** start **

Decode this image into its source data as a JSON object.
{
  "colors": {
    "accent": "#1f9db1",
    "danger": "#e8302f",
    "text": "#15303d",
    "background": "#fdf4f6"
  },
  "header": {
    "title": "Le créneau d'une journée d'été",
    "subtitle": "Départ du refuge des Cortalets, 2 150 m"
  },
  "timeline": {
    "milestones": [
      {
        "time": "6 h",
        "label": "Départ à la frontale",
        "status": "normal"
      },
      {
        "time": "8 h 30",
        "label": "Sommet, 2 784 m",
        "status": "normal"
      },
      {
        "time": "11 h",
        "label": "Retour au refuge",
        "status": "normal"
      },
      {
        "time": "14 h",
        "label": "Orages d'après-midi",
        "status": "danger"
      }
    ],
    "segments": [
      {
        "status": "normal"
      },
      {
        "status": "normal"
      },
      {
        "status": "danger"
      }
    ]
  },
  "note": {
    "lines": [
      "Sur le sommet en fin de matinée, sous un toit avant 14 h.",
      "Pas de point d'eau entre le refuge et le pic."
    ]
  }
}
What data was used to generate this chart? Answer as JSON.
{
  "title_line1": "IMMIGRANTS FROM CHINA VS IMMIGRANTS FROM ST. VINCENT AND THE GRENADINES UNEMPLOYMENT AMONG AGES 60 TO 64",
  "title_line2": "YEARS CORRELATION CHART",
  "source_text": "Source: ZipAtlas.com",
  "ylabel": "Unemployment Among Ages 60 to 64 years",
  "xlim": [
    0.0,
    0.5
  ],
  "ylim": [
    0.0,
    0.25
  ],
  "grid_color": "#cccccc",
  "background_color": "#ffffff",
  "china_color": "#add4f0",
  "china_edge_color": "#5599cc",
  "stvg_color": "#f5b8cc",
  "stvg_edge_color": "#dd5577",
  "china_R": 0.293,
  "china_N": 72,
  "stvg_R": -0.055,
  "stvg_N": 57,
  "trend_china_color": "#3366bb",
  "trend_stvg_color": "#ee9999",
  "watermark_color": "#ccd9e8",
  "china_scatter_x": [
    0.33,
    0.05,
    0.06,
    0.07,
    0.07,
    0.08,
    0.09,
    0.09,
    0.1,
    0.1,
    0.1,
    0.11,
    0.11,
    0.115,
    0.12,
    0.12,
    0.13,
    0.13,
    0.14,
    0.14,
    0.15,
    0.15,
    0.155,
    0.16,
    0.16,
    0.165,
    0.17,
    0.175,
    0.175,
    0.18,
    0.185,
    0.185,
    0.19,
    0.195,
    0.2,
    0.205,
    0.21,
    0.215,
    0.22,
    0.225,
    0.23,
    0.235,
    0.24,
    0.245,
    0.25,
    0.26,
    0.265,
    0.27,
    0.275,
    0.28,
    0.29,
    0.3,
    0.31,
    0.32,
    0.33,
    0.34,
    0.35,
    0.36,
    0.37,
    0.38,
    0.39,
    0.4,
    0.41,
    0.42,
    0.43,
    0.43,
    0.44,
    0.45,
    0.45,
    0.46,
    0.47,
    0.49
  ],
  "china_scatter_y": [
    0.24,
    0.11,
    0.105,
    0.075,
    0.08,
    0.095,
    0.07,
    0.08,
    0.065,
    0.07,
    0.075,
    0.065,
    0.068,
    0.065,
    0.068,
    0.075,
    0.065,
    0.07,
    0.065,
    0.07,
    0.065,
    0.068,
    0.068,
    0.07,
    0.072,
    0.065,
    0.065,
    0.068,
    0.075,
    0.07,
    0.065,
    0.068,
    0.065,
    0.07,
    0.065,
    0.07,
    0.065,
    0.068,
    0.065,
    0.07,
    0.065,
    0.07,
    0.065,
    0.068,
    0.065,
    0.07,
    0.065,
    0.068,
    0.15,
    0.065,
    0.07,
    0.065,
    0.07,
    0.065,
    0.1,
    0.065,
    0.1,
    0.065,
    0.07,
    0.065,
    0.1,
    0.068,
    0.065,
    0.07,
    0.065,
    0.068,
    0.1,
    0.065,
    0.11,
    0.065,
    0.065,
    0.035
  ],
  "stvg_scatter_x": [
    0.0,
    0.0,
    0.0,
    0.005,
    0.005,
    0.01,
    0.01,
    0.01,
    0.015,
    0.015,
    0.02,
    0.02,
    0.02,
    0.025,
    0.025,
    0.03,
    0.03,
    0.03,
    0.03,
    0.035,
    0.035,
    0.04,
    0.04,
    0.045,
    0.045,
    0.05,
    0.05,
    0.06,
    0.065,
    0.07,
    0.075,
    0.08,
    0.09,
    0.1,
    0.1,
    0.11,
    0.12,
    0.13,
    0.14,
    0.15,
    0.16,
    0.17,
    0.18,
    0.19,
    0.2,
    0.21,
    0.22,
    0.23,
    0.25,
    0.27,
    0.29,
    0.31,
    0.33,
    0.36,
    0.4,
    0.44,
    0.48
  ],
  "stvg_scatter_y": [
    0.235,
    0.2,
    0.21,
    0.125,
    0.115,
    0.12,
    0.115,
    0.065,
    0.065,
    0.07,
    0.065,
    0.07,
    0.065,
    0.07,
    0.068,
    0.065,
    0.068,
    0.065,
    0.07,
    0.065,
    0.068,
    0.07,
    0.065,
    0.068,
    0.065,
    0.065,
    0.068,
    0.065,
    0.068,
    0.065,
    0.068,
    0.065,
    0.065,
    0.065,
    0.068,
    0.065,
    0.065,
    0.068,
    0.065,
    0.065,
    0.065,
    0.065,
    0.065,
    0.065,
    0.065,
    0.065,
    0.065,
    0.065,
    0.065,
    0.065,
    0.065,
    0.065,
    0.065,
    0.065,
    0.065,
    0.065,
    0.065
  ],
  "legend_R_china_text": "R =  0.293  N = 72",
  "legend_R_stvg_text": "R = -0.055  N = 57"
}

** end **

Request:
Produce an exact copy of every entry above.

Exercise answer:
Decode this image into its source data as a JSON object.
{
  "colors": {
    "accent": "#1f9db1",
    "danger": "#e8302f",
    "text": "#15303d",
    "background": "#fdf4f6"
  },
  "header": {
    "title": "Le créneau d'une journée d'été",
    "subtitle": "Départ du refuge des Cortalets, 2 150 m"
  },
  "timeline": {
    "milestones": [
      {
        "time": "6 h",
        "label": "Départ à la frontale",
        "status": "normal"
      },
      {
        "time": "8 h 30",
        "label": "Sommet, 2 784 m",
        "status": "normal"
      },
      {
        "time": "11 h",
        "label": "Retour au refuge",
        "status": "normal"
      },
      {
        "time": "14 h",
        "label": "Orages d'après-midi",
        "status": "danger"
      }
    ],
    "segments": [
      {
        "status": "normal"
      },
      {
        "status": "normal"
      },
      {
        "status": "danger"
      }
    ]
  },
  "note": {
    "lines": [
      "Sur le sommet en fin de matinée, sous un toit avant 14 h.",
      "Pas de point d'eau entre le refuge et le pic."
    ]
  }
}
What data was used to generate this chart? Answer as JSON.
{
  "title_line1": "IMMIGRANTS FROM CHINA VS IMMIGRANTS FROM ST. VINCENT AND THE GRENADINES UNEMPLOYMENT AMONG AGES 60 TO 64",
  "title_line2": "YEARS CORRELATION CHART",
  "source_text": "Source: ZipAtlas.com",
  "ylabel": "Unemployment Among Ages 60 to 64 years",
  "xlim": [
    0.0,
    0.5
  ],
  "ylim": [
    0.0,
    0.25
  ],
  "grid_color": "#cccccc",
  "background_color": "#ffffff",
  "china_color": "#add4f0",
  "china_edge_color": "#5599cc",
  "stvg_color": "#f5b8cc",
  "stvg_edge_color": "#dd5577",
  "china_R": 0.293,
  "china_N": 72,
  "stvg_R": -0.055,
  "stvg_N": 57,
  "trend_china_color": "#3366bb",
  "trend_stvg_color": "#ee9999",
  "watermark_color": "#ccd9e8",
  "china_scatter_x": [
    0.33,
    0.05,
    0.06,
    0.07,
    0.07,
    0.08,
    0.09,
    0.09,
    0.1,
    0.1,
    0.1,
    0.11,
    0.11,
    0.115,
    0.12,
    0.12,
    0.13,
    0.13,
    0.14,
    0.14,
    0.15,
    0.15,
    0.155,
    0.16,
    0.16,
    0.165,
    0.17,
    0.175,
    0.175,
    0.18,
    0.185,
    0.185,
    0.19,
    0.195,
    0.2,
    0.205,
    0.21,
    0.215,
    0.22,
    0.225,
    0.23,
    0.235,
    0.24,
    0.245,
    0.25,
    0.26,
    0.265,
    0.27,
    0.275,
    0.28,
    0.29,
    0.3,
    0.31,
    0.32,
    0.33,
    0.34,
    0.35,
    0.36,
    0.37,
    0.38,
    0.39,
    0.4,
    0.41,
    0.42,
    0.43,
    0.43,
    0.44,
    0.45,
    0.45,
    0.46,
    0.47,
    0.49
  ],
  "china_scatter_y": [
    0.24,
    0.11,
    0.105,
    0.075,
    0.08,
    0.095,
    0.07,
    0.08,
    0.065,
    0.07,
    0.075,
    0.065,
    0.068,
    0.065,
    0.068,
    0.075,
    0.065,
    0.07,
    0.065,
    0.07,
    0.065,
    0.068,
    0.068,
    0.07,
    0.072,
    0.065,
    0.065,
    0.068,
    0.075,
    0.07,
    0.065,
    0.068,
    0.065,
    0.07,
    0.065,
    0.07,
    0.065,
    0.068,
    0.065,
    0.07,
    0.065,
    0.07,
    0.065,
    0.068,
    0.065,
    0.07,
    0.065,
    0.068,
    0.15,
    0.065,
    0.07,
    0.065,
    0.07,
    0.065,
    0.1,
    0.065,
    0.1,
    0.065,
    0.07,
    0.065,
    0.1,
    0.068,
    0.065,
    0.07,
    0.065,
    0.068,
    0.1,
    0.065,
    0.11,
    0.065,
    0.065,
    0.035
  ],
  "stvg_scatter_x": [
    0.0,
    0.0,
    0.0,
    0.005,
    0.005,
    0.01,
    0.01,
    0.01,
    0.015,
    0.015,
    0.02,
    0.02,
    0.02,
    0.025,
    0.025,
    0.03,
    0.03,
    0.03,
    0.03,
    0.035,
    0.035,
    0.04,
    0.04,
    0.045,
    0.045,
    0.05,
    0.05,
    0.06,
    0.065,
    0.07,
    0.075,
    0.08,
    0.09,
    0.1,
    0.1,
    0.11,
    0.12,
    0.13,
    0.14,
    0.15,
    0.16,
    0.17,
    0.18,
    0.19,
    0.2,
    0.21,
    0.22,
    0.23,
    0.25,
    0.27,
    0.29,
    0.31,
    0.33,
    0.36,
    0.4,
    0.44,
    0.48
  ],
  "stvg_scatter_y": [
    0.235,
    0.2,
    0.21,
    0.125,
    0.115,
    0.12,
    0.115,
    0.065,
    0.065,
    0.07,
    0.065,
    0.07,
    0.065,
    0.07,
    0.068,
    0.065,
    0.068,
    0.065,
    0.07,
    0.065,
    0.068,
    0.07,
    0.065,
    0.068,
    0.065,
    0.065,
    0.068,
    0.065,
    0.068,
    0.065,
    0.068,
    0.065,
    0.065,
    0.065,
    0.068,
    0.065,
    0.065,
    0.068,
    0.065,
    0.065,
    0.065,
    0.065,
    0.065,
    0.065,
    0.065,
    0.065,
    0.065,
    0.065,
    0.065,
    0.065,
    0.065,
    0.065,
    0.065,
    0.065,
    0.065,
    0.065,
    0.065
  ],
  "legend_R_china_text": "R =  0.293  N = 72",
  "legend_R_stvg_text": "R = -0.055  N = 57"
}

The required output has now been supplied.